> _AUFGABENSTELLUNG_
Nennen Sie alle Paare, die laut dem Lesetext im Kontext der griechischen Stadtlandschaft nebeneinander existieren und sich zugleich in Frage stellen.

„Do-It-Yourself“: Krise und Monopole
Überlegungen zum kulturellen Imaginären und zu kulturellen Infrastrukturen

In Griechenland haben sich in den 2000er-Jahren, besonders unter Auswirkung der Wirtschaftskrise ab 2010, neue experimentelle kulturelle Praktiken etabliert. Gigi Argyropoulou wirft einen Blick auf die entstandenen Prozesse der Improvisation, der Transformation und der daraus resultierenden wechselseitigen Beziehungen. Wie entwickeln und verändern sich neu entstandene improvisierte Praktiken? Welche Schlüsse können wir daraus ziehen?
Von Gigi Argyropoulou X!
Imaginäre Vorstellungswelten, Stadtpläne und Gesetze werden häufig von neu entstehenden Bewegungen, improvisierten Nutzungen und selbstorganisierten Praktiken in Frage gestellt. Im Kontext der griechischen Stadtlandschaft existieren Geplantes und Ungeplantes, staatliche Politik und Widerstand, Mikro-Arrangements und verordnete Agenden nebeneinander und stellen sich zugleich in Frage. Aufgrund fehlender nachhaltiger Infrastrukturen und zentraler Planungen beteiligen sich die Bürger*innen häufig aktiv selbst, um die Gestaltung von Raum und städtischem Leben praktisch zu hinterfragen. Dem Stadtgeographen Tim Ingold zufolge lautet die erste Frage, die man sich stellen muss, um sich in der Umwelt zu orientieren: Wo bin ich?
Diese Frage der Situiertheit stellt sich immer wieder, wenn Bürger*innen sowie Kulturschaffende improvisieren und versuchen, sich in einer sich verändernden Landschaft neu zu orientieren. In den letzten 20 Jahren und während der radikalen und vielfältigen Veränderungen der griechischen Kultur-, Stadt- und Soziallandschaft scheinen diese Verhandlung mit „Verengungen“ und diese kritische Situiertheit als neu entstehende Praktiken funktioniert zu haben, die immer wieder selbstgebaute Strukturen, Räume und Praktiken hervorgebracht haben. Diese Neuerfindung von Methoden und Praktiken kann sogar räumlich diskutiert werden, da sich imaginäre Vorstellungswelten und Infrastrukturen ständig neu zu beeinflussen scheinen. Das Gefühl der Ungewissheit in einer zunehmend instabilen und unsicheren Landschaft hat sich jedoch allmählich auf solche improvisierten Praktiken ausgewirkt, die anfällig und diskontinuierlich zu bleiben schienen.

> _ROHDATEN_
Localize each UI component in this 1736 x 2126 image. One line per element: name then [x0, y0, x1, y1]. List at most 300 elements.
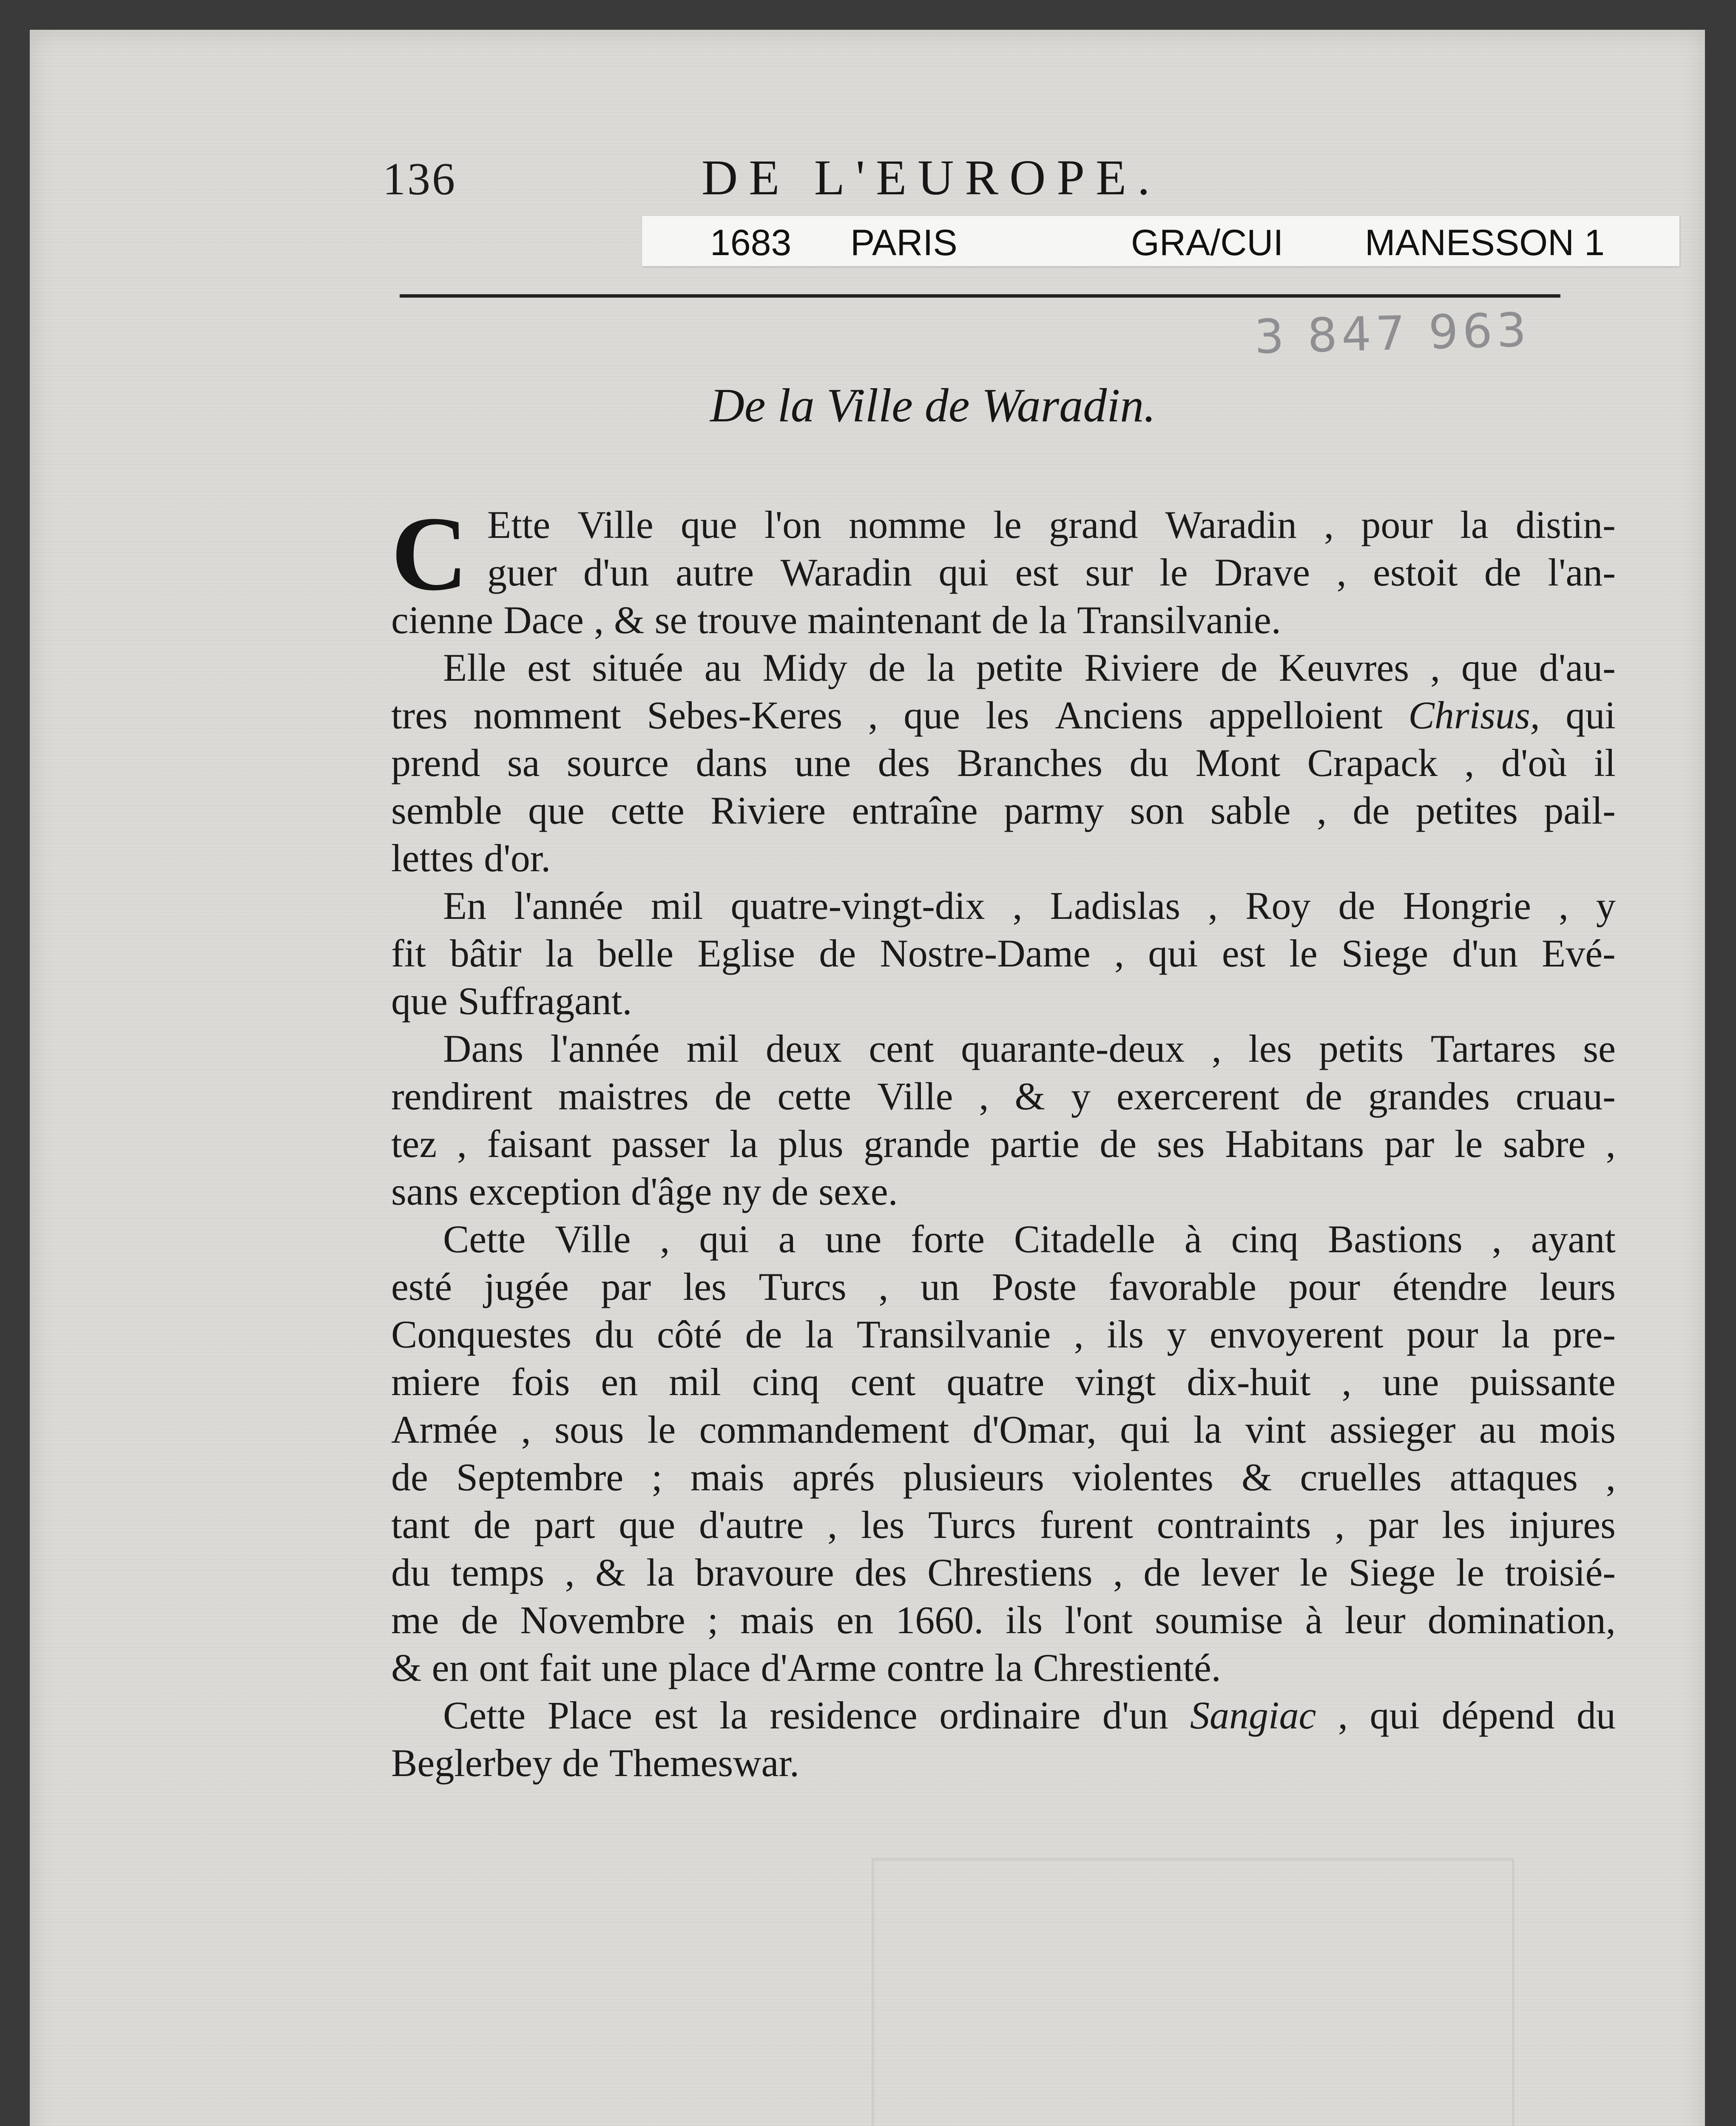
word: semble — [391, 789, 502, 832]
text-line — [391, 501, 1616, 549]
word: dix-huit — [1187, 1360, 1311, 1404]
word: , — [1605, 1122, 1616, 1165]
word: Turcs — [759, 1265, 847, 1308]
word: deux — [765, 1027, 842, 1070]
word: , — [878, 1265, 889, 1308]
word: Bastions — [1327, 1217, 1463, 1261]
word: & — [1241, 1455, 1272, 1499]
text-line — [391, 1358, 1616, 1406]
word: & — [391, 1646, 422, 1689]
word: Anciens — [1055, 694, 1183, 737]
word: de — [1484, 551, 1521, 594]
word: , — [521, 1408, 531, 1451]
word: Branches — [957, 741, 1103, 784]
word: injures — [1509, 1503, 1616, 1546]
word: Suffragant. — [457, 979, 632, 1023]
word: , — [565, 1551, 575, 1594]
word: furent — [1040, 1503, 1133, 1546]
word: cent — [869, 1027, 934, 1070]
word: , — [1605, 1455, 1616, 1499]
word: , — [660, 1217, 670, 1261]
word: la — [719, 1694, 748, 1737]
word: grand — [1048, 503, 1138, 546]
word: nomment — [473, 694, 621, 737]
word: pour — [1288, 1265, 1361, 1308]
word: Ette — [487, 503, 551, 546]
word: ont — [479, 1646, 529, 1689]
word: qui — [699, 1217, 749, 1261]
word: pour — [1406, 1313, 1478, 1356]
word: Mont — [1195, 741, 1281, 784]
word: Nostre-Dame — [880, 932, 1091, 975]
word: exercerent — [1117, 1074, 1280, 1118]
word: les — [986, 694, 1029, 737]
word: parmy — [1004, 789, 1104, 832]
word: tres — [391, 694, 448, 737]
word: la — [994, 1646, 1023, 1689]
text-line — [391, 1168, 1616, 1215]
word: que — [391, 979, 448, 1023]
word: la — [1501, 1313, 1530, 1356]
catalog-code: GRA/CUI — [1131, 222, 1284, 263]
word: Ville — [577, 503, 653, 546]
text-line — [391, 1215, 1616, 1263]
word: Sebes-Keres — [647, 694, 843, 737]
word: de — [562, 1741, 599, 1785]
word: Beglerbey — [391, 1741, 552, 1785]
word: ils — [1107, 1313, 1144, 1356]
word: Dace — [503, 598, 584, 642]
word: cinq — [752, 1360, 820, 1404]
word: le — [1299, 1551, 1328, 1594]
word: une — [601, 1646, 658, 1689]
word: la — [1460, 503, 1489, 546]
word: d'Arme — [761, 1646, 877, 1689]
word: Transilvanie. — [1077, 598, 1281, 642]
word: la — [926, 646, 955, 689]
word: bravoure — [695, 1551, 834, 1594]
word: trouve — [697, 598, 798, 642]
text-line — [391, 596, 1616, 644]
word: le — [1289, 932, 1318, 975]
word: l'année — [514, 884, 623, 927]
word: guer — [487, 551, 557, 594]
word: ny — [722, 1170, 761, 1213]
text-line — [391, 1310, 1616, 1358]
word: y — [1596, 884, 1616, 927]
word: attaques — [1449, 1455, 1578, 1499]
word: Siege — [1341, 932, 1429, 975]
word: Chrestiens — [927, 1551, 1093, 1594]
word: la — [805, 1313, 834, 1356]
word: mil — [651, 884, 703, 927]
word: la — [646, 1551, 675, 1594]
word: sous — [554, 1408, 624, 1451]
word: miere — [391, 1360, 480, 1404]
word: de — [1305, 1074, 1342, 1118]
word: des — [855, 1551, 907, 1594]
word: source — [566, 741, 669, 784]
word: la — [1193, 1408, 1222, 1451]
word: qui — [1369, 1694, 1420, 1737]
word: les — [683, 1265, 727, 1308]
section-title: De la Ville de Waradin. — [710, 379, 1156, 432]
page-sheet — [30, 30, 1705, 2126]
text-line — [391, 1501, 1616, 1549]
text-line — [391, 644, 1616, 691]
text-line — [391, 834, 1616, 882]
word: Place — [547, 1694, 632, 1737]
word: de — [1338, 884, 1375, 927]
word: fois — [511, 1360, 570, 1404]
word: se — [1583, 1027, 1616, 1070]
word: la — [545, 932, 574, 975]
word: Elle — [443, 646, 506, 689]
word: passer — [611, 1122, 710, 1165]
word: lever — [1201, 1551, 1279, 1594]
word: cruelles — [1300, 1455, 1422, 1499]
word: de — [771, 1170, 809, 1213]
word: Transilvanie — [856, 1313, 1051, 1356]
word: les — [861, 1503, 905, 1546]
show-through-frame — [872, 1858, 1514, 2126]
word: que — [619, 1503, 676, 1546]
word: qui — [1120, 1408, 1170, 1451]
word: Habitans — [1225, 1122, 1364, 1165]
word: envoyerent — [1209, 1313, 1384, 1356]
word: d'Omar, — [972, 1408, 1097, 1451]
word: d'où — [1501, 741, 1567, 784]
word: mil — [686, 1027, 739, 1070]
word: , — [1113, 1551, 1123, 1594]
word: En — [443, 884, 487, 927]
word: sexe. — [818, 1170, 898, 1213]
word: , — [1430, 646, 1441, 689]
text-line — [391, 1453, 1616, 1501]
word: part — [534, 1503, 595, 1546]
word: ordinaire — [939, 1694, 1081, 1737]
word: dépend — [1441, 1694, 1555, 1737]
word: vingt — [1075, 1360, 1156, 1404]
word: entraîne — [852, 789, 978, 832]
word: mais — [740, 1598, 815, 1642]
text-line — [391, 1406, 1616, 1453]
word: que — [528, 789, 585, 832]
word: violentes — [1072, 1455, 1213, 1499]
word: Riviere — [1084, 646, 1199, 689]
text-line — [391, 929, 1616, 977]
word: Keuvres — [1279, 646, 1409, 689]
word: Conquestes — [391, 1313, 572, 1356]
word: mais — [690, 1455, 764, 1499]
word: , — [1492, 1217, 1502, 1261]
word: ses — [1156, 1122, 1205, 1165]
word: d'un — [1102, 1694, 1168, 1737]
word: Ville — [555, 1217, 631, 1261]
word: , — [1335, 1503, 1345, 1546]
word: , — [1324, 503, 1334, 546]
word: que — [680, 503, 737, 546]
word: place — [668, 1646, 751, 1689]
word: de — [1143, 1551, 1181, 1594]
word: Hongrie — [1403, 884, 1531, 927]
word: domination, — [1427, 1598, 1616, 1642]
word: , — [868, 694, 878, 737]
word: partie — [990, 1122, 1080, 1165]
word: est — [654, 1694, 698, 1737]
body-text — [391, 495, 1616, 1787]
word: qui — [1148, 932, 1198, 975]
word: Poste — [992, 1265, 1077, 1308]
inventory-number: 3 847 963 — [1253, 302, 1531, 364]
text-line — [391, 1263, 1616, 1310]
text-line — [391, 1120, 1616, 1168]
catalog-author: MANESSON 1 — [1365, 222, 1605, 263]
word: puissante — [1470, 1360, 1616, 1404]
text-line — [391, 549, 1616, 596]
word: se — [654, 598, 688, 642]
word: de — [1352, 789, 1390, 832]
word: petite — [976, 646, 1063, 689]
text-line — [391, 882, 1616, 929]
word: 1660. — [895, 1598, 984, 1642]
word: au — [1479, 1408, 1516, 1451]
word: Dans — [443, 1027, 524, 1070]
word: d'un — [1452, 932, 1518, 975]
text-line — [391, 787, 1616, 834]
word: Chrestienté. — [1033, 1646, 1221, 1689]
word: de — [1100, 1122, 1137, 1165]
word: maistres — [558, 1074, 689, 1118]
word: petites — [1415, 789, 1518, 832]
word: Ville — [877, 1074, 953, 1118]
word: cinq — [1231, 1217, 1299, 1261]
word: , — [1208, 884, 1218, 927]
word: d'or. — [484, 836, 551, 880]
word: bâtir — [449, 932, 522, 975]
word: à — [1184, 1217, 1202, 1261]
word: jugée — [484, 1265, 569, 1308]
word: sabre — [1503, 1122, 1586, 1165]
word: tez — [391, 1122, 437, 1165]
word: ; — [651, 1455, 662, 1499]
word: sur — [1085, 551, 1133, 594]
word: , — [1114, 932, 1125, 975]
word: Riviere — [710, 789, 826, 832]
word: y — [1071, 1074, 1091, 1118]
word: de — [819, 932, 856, 975]
word: Turcs — [928, 1503, 1016, 1546]
word: Cette — [443, 1694, 526, 1737]
word: cette — [611, 789, 685, 832]
word: l'an- — [1548, 551, 1616, 594]
word: de — [714, 1074, 752, 1118]
word: Siege — [1348, 1551, 1436, 1594]
word: leurs — [1540, 1265, 1616, 1308]
word: est — [527, 646, 571, 689]
drop-cap: C — [391, 495, 468, 613]
word: , — [1317, 789, 1327, 832]
word: le — [1454, 1122, 1483, 1165]
word: favorable — [1108, 1265, 1256, 1308]
word: mois — [1539, 1408, 1616, 1451]
word: Ladislas — [1050, 884, 1181, 927]
word: sable — [1210, 789, 1291, 832]
word: de — [992, 598, 1029, 642]
text-line — [391, 1644, 1616, 1691]
word: estoit — [1373, 551, 1458, 594]
word: Cette — [443, 1217, 526, 1261]
word: que — [904, 694, 960, 737]
word: faisant — [487, 1122, 591, 1165]
word: petits — [1318, 1027, 1404, 1070]
word: est — [1222, 932, 1266, 975]
text-line — [391, 1691, 1616, 1739]
word: du — [391, 1551, 430, 1594]
text-line — [391, 691, 1616, 739]
word: appelloient — [1209, 694, 1383, 737]
word: par — [1384, 1122, 1435, 1165]
word: belle — [597, 932, 674, 975]
header-rule — [400, 294, 1560, 298]
word: , — [1338, 1694, 1348, 1737]
word: ; — [707, 1598, 719, 1642]
word: de — [745, 1313, 782, 1356]
word: Evé- — [1542, 932, 1616, 975]
word: son — [1130, 789, 1185, 832]
word: de — [391, 1455, 428, 1499]
catalog-year: 1683 — [710, 222, 792, 263]
word: du — [1576, 1694, 1616, 1737]
word: de — [1220, 646, 1258, 689]
word: l'année — [550, 1027, 660, 1070]
word: vint — [1245, 1408, 1306, 1451]
word: a — [778, 1217, 796, 1261]
word: cette — [777, 1074, 852, 1118]
word: cent — [850, 1360, 916, 1404]
word: le — [647, 1408, 676, 1451]
word: Eglise — [697, 932, 796, 975]
text-line — [391, 1596, 1616, 1644]
word: une — [1382, 1360, 1439, 1404]
word: Tartares — [1430, 1027, 1556, 1070]
word: residence — [770, 1694, 918, 1737]
word: Sangiac — [1190, 1694, 1316, 1737]
word: y — [1167, 1313, 1187, 1356]
word: contraints — [1156, 1503, 1311, 1546]
word: , — [1464, 741, 1475, 784]
word: & — [1014, 1074, 1046, 1118]
word: , — [594, 598, 604, 642]
word: quarante-deux — [961, 1027, 1185, 1070]
word: aprés — [792, 1455, 875, 1499]
word: par — [1368, 1503, 1418, 1546]
word: d'âge — [631, 1170, 712, 1213]
word: les — [1442, 1503, 1486, 1546]
word: au — [704, 646, 742, 689]
text-line — [391, 1739, 1616, 1787]
text-line — [391, 977, 1616, 1025]
word: le — [1159, 551, 1188, 594]
word: Themeswar. — [609, 1741, 799, 1785]
word: les — [1248, 1027, 1292, 1070]
word: tant — [391, 1503, 450, 1546]
word: Waradin — [1165, 503, 1297, 546]
catalog-place: PARIS — [850, 222, 957, 263]
word: mil — [669, 1360, 721, 1404]
word: qui — [1566, 694, 1616, 737]
word: d'au- — [1539, 646, 1616, 689]
word: Chrisus, — [1408, 694, 1540, 737]
word: quatre — [946, 1360, 1045, 1404]
catalog-label — [642, 216, 1679, 266]
word: & — [595, 1551, 626, 1594]
word: , — [1074, 1313, 1084, 1356]
word: une — [794, 741, 851, 784]
word: du — [1129, 741, 1169, 784]
word: que — [1461, 646, 1518, 689]
word: le — [1456, 1551, 1484, 1594]
word: un — [920, 1265, 960, 1308]
word: d'un — [583, 551, 649, 594]
word: , — [1341, 1360, 1352, 1404]
word: plusieurs — [903, 1455, 1044, 1499]
word: qui — [938, 551, 989, 594]
word: autre — [676, 551, 754, 594]
word: temps — [451, 1551, 545, 1594]
word: pre- — [1552, 1313, 1616, 1356]
word: nomme — [849, 503, 966, 546]
word: quatre-vingt-dix — [730, 884, 985, 927]
word: lettes — [391, 836, 474, 880]
word: étendre — [1392, 1265, 1508, 1308]
word: , — [1336, 551, 1347, 594]
word: fit — [391, 932, 426, 975]
word: ils — [1006, 1598, 1043, 1642]
word: , — [457, 1122, 467, 1165]
text-line — [391, 1025, 1616, 1072]
word: maintenant — [807, 598, 981, 642]
text-line — [391, 1072, 1616, 1120]
word: esté — [391, 1265, 452, 1308]
word: pail- — [1544, 789, 1616, 832]
word: me — [391, 1598, 439, 1642]
word: dans — [696, 741, 768, 784]
word: du — [594, 1313, 634, 1356]
word: grandes — [1368, 1074, 1490, 1118]
word: Roy — [1245, 884, 1311, 927]
word: ayant — [1531, 1217, 1616, 1261]
word: une — [825, 1217, 882, 1261]
word: à — [1305, 1598, 1323, 1642]
text-line — [391, 1549, 1616, 1596]
word: , — [1558, 884, 1568, 927]
word: soumise — [1155, 1598, 1283, 1642]
word: de — [473, 1503, 511, 1546]
word: en — [601, 1360, 638, 1404]
word: , — [1012, 884, 1023, 927]
word: Armée — [391, 1408, 498, 1451]
word: contre — [886, 1646, 985, 1689]
text-line — [391, 739, 1616, 787]
word: , — [979, 1074, 989, 1118]
word: Crapack — [1307, 741, 1438, 784]
word: en — [836, 1598, 874, 1642]
page-number: 136 — [383, 154, 457, 205]
word: Septembre — [456, 1455, 624, 1499]
word: de — [461, 1598, 498, 1642]
word: , — [827, 1503, 838, 1546]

> _SCHRIFTLICHE ANTWORT_
- Geplantes und Ungeplantes
- staatliche Politik und Widerstand
- Mikro-Arrangements und verordnete Agenden